- [What is needed]
Look through the material and copy each line holding "серо".

-------------------------

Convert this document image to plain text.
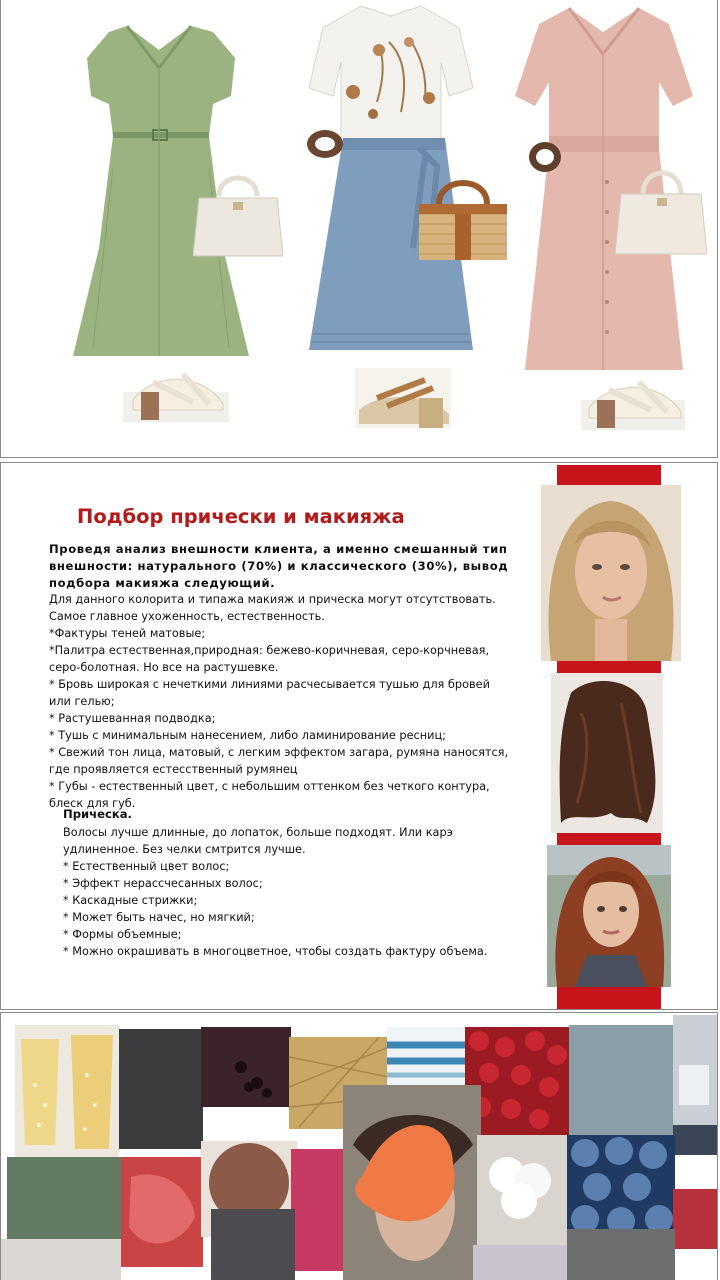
Подбор прически и макияжа

Проведя анализ внешности клиента, а именно смешанный тип внешности: натурального (70%) и классического (30%), вывод подбора макияжа следующий.

Для данного колорита и типажа макияж и прическа могут отсутствовать.
Самое главное ухоженность, естественность.
*Фактуры теней матовые;
*Палитра естественная,природная: бежево-коричневая, серо-корчневая,
серо-болотная. Но все на растушевке.
* Бровь широкая с нечеткими линиями расчесывается тушью для бровей
или гелью;
* Растушеванная подводка;
* Тушь с минимальным нанесением, либо ламинирование ресниц;
* Свежий тон лица, матовый, с легким эффектом загара, румяна наносятся,
где проявляется естесственный румянец
* Губы - естественный цвет, с небольшим оттенком без четкого контура,
блеск для губ.
Прическа.
Волосы лучше длинные, до лопаток, больше подходят. Или карэ
удлиненное. Без челки смтрится лучше.
* Естественный цвет волос;
* Эффект нерассчесанных волос;
* Каскадные стрижки;
* Может быть начес, но мягкий;
* Формы объемные;
* Можно окрашивать в многоцветное, чтобы создать фактуру объема.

-------------------------

- [Full output]
*Палитра естественная,природная: бежево-коричневая, серо-корчневая,
серо-болотная. Но все на растушевке.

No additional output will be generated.